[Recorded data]
>> START

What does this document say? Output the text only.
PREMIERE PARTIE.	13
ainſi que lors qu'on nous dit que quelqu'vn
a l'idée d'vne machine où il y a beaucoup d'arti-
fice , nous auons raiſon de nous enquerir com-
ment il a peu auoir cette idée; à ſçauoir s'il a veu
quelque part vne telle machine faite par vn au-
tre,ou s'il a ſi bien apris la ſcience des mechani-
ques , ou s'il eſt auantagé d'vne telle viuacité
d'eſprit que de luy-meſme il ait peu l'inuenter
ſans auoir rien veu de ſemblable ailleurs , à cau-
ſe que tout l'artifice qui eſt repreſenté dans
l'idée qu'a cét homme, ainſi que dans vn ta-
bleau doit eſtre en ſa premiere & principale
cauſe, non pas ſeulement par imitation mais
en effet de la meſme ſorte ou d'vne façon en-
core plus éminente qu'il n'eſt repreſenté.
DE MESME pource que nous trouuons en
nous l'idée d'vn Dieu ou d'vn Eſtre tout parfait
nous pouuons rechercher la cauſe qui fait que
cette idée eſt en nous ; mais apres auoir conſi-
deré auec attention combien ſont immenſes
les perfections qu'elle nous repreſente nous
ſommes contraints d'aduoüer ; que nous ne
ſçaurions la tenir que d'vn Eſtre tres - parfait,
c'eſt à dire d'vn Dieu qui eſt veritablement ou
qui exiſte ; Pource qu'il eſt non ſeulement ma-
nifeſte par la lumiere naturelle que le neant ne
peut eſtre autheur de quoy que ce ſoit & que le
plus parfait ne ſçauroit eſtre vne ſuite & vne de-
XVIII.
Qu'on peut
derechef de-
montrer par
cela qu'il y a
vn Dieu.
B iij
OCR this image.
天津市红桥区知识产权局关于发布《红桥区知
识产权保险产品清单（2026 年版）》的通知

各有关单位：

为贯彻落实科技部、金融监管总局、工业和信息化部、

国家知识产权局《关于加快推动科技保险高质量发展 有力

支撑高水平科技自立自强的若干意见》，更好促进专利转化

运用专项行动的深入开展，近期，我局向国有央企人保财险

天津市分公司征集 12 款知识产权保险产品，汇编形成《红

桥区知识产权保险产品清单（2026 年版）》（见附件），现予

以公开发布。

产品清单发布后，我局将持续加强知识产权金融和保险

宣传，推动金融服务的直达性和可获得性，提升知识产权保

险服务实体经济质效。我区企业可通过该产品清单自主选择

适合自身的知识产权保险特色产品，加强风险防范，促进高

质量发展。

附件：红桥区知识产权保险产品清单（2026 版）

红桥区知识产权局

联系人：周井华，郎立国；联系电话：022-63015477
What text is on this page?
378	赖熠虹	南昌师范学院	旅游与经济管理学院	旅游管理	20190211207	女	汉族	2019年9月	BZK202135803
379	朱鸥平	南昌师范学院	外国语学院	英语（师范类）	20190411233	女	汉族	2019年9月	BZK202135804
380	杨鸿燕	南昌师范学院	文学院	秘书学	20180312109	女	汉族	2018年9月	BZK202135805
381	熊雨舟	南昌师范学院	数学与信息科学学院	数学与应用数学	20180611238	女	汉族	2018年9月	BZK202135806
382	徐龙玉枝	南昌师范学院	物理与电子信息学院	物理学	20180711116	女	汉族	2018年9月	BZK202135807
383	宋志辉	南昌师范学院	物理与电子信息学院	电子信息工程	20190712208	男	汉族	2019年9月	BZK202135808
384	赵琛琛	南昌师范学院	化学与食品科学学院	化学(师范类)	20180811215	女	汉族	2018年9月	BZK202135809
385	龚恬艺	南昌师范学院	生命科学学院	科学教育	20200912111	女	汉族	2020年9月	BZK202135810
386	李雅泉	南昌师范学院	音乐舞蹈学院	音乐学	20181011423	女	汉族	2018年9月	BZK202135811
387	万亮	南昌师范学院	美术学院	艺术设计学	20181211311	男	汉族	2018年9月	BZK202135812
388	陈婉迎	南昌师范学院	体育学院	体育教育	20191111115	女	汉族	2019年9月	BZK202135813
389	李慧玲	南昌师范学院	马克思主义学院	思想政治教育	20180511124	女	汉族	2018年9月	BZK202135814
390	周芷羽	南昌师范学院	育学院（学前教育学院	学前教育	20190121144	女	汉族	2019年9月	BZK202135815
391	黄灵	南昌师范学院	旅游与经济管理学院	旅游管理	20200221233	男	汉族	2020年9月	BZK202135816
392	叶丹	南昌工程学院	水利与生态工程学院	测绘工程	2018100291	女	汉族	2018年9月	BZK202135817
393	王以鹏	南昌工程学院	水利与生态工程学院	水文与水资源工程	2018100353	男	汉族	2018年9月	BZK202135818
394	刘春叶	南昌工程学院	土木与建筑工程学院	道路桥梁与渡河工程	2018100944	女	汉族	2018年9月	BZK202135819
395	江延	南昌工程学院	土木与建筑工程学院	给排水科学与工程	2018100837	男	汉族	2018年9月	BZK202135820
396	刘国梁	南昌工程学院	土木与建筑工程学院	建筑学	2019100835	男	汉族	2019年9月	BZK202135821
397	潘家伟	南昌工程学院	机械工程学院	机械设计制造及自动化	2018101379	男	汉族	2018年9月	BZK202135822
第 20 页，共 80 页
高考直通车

>> END

[TASK INSTRUCTIONS] Reproduce the material above without altering a single character.

[RESPONSE]
What does this document say? Output the text only.
PREMIERE PARTIE.	13
ainſi que lors qu'on nous dit que quelqu'vn
a l'idée d'vne machine où il y a beaucoup d'arti-
fice , nous auons raiſon de nous enquerir com-
ment il a peu auoir cette idée; à ſçauoir s'il a veu
quelque part vne telle machine faite par vn au-
tre,ou s'il a ſi bien apris la ſcience des mechani-
ques , ou s'il eſt auantagé d'vne telle viuacité
d'eſprit que de luy-meſme il ait peu l'inuenter
ſans auoir rien veu de ſemblable ailleurs , à cau-
ſe que tout l'artifice qui eſt repreſenté dans
l'idée qu'a cét homme, ainſi que dans vn ta-
bleau doit eſtre en ſa premiere & principale
cauſe, non pas ſeulement par imitation mais
en effet de la meſme ſorte ou d'vne façon en-
core plus éminente qu'il n'eſt repreſenté.
DE MESME pource que nous trouuons en
nous l'idée d'vn Dieu ou d'vn Eſtre tout parfait
nous pouuons rechercher la cauſe qui fait que
cette idée eſt en nous ; mais apres auoir conſi-
deré auec attention combien ſont immenſes
les perfections qu'elle nous repreſente nous
ſommes contraints d'aduoüer ; que nous ne
ſçaurions la tenir que d'vn Eſtre tres - parfait,
c'eſt à dire d'vn Dieu qui eſt veritablement ou
qui exiſte ; Pource qu'il eſt non ſeulement ma-
nifeſte par la lumiere naturelle que le neant ne
peut eſtre autheur de quoy que ce ſoit & que le
plus parfait ne ſçauroit eſtre vne ſuite & vne de-
XVIII.
Qu'on peut
derechef de-
montrer par
cela qu'il y a
vn Dieu.
B iij
OCR this image.
天津市红桥区知识产权局关于发布《红桥区知
识产权保险产品清单（2026 年版）》的通知

各有关单位：

为贯彻落实科技部、金融监管总局、工业和信息化部、

国家知识产权局《关于加快推动科技保险高质量发展 有力

支撑高水平科技自立自强的若干意见》，更好促进专利转化

运用专项行动的深入开展，近期，我局向国有央企人保财险

天津市分公司征集 12 款知识产权保险产品，汇编形成《红

桥区知识产权保险产品清单（2026 年版）》（见附件），现予

以公开发布。

产品清单发布后，我局将持续加强知识产权金融和保险

宣传，推动金融服务的直达性和可获得性，提升知识产权保

险服务实体经济质效。我区企业可通过该产品清单自主选择

适合自身的知识产权保险特色产品，加强风险防范，促进高

质量发展。

附件：红桥区知识产权保险产品清单（2026 版）

红桥区知识产权局

联系人：周井华，郎立国；联系电话：022-63015477
What text is on this page?
378	赖熠虹	南昌师范学院	旅游与经济管理学院	旅游管理	20190211207	女	汉族	2019年9月	BZK202135803
379	朱鸥平	南昌师范学院	外国语学院	英语（师范类）	20190411233	女	汉族	2019年9月	BZK202135804
380	杨鸿燕	南昌师范学院	文学院	秘书学	20180312109	女	汉族	2018年9月	BZK202135805
381	熊雨舟	南昌师范学院	数学与信息科学学院	数学与应用数学	20180611238	女	汉族	2018年9月	BZK202135806
382	徐龙玉枝	南昌师范学院	物理与电子信息学院	物理学	20180711116	女	汉族	2018年9月	BZK202135807
383	宋志辉	南昌师范学院	物理与电子信息学院	电子信息工程	20190712208	男	汉族	2019年9月	BZK202135808
384	赵琛琛	南昌师范学院	化学与食品科学学院	化学(师范类)	20180811215	女	汉族	2018年9月	BZK202135809
385	龚恬艺	南昌师范学院	生命科学学院	科学教育	20200912111	女	汉族	2020年9月	BZK202135810
386	李雅泉	南昌师范学院	音乐舞蹈学院	音乐学	20181011423	女	汉族	2018年9月	BZK202135811
387	万亮	南昌师范学院	美术学院	艺术设计学	20181211311	男	汉族	2018年9月	BZK202135812
388	陈婉迎	南昌师范学院	体育学院	体育教育	20191111115	女	汉族	2019年9月	BZK202135813
389	李慧玲	南昌师范学院	马克思主义学院	思想政治教育	20180511124	女	汉族	2018年9月	BZK202135814
390	周芷羽	南昌师范学院	育学院（学前教育学院	学前教育	20190121144	女	汉族	2019年9月	BZK202135815
391	黄灵	南昌师范学院	旅游与经济管理学院	旅游管理	20200221233	男	汉族	2020年9月	BZK202135816
392	叶丹	南昌工程学院	水利与生态工程学院	测绘工程	2018100291	女	汉族	2018年9月	BZK202135817
393	王以鹏	南昌工程学院	水利与生态工程学院	水文与水资源工程	2018100353	男	汉族	2018年9月	BZK202135818
394	刘春叶	南昌工程学院	土木与建筑工程学院	道路桥梁与渡河工程	2018100944	女	汉族	2018年9月	BZK202135819
395	江延	南昌工程学院	土木与建筑工程学院	给排水科学与工程	2018100837	男	汉族	2018年9月	BZK202135820
396	刘国梁	南昌工程学院	土木与建筑工程学院	建筑学	2019100835	男	汉族	2019年9月	BZK202135821
397	潘家伟	南昌工程学院	机械工程学院	机械设计制造及自动化	2018101379	男	汉族	2018年9月	BZK202135822
第 20 页，共 80 页
高考直通车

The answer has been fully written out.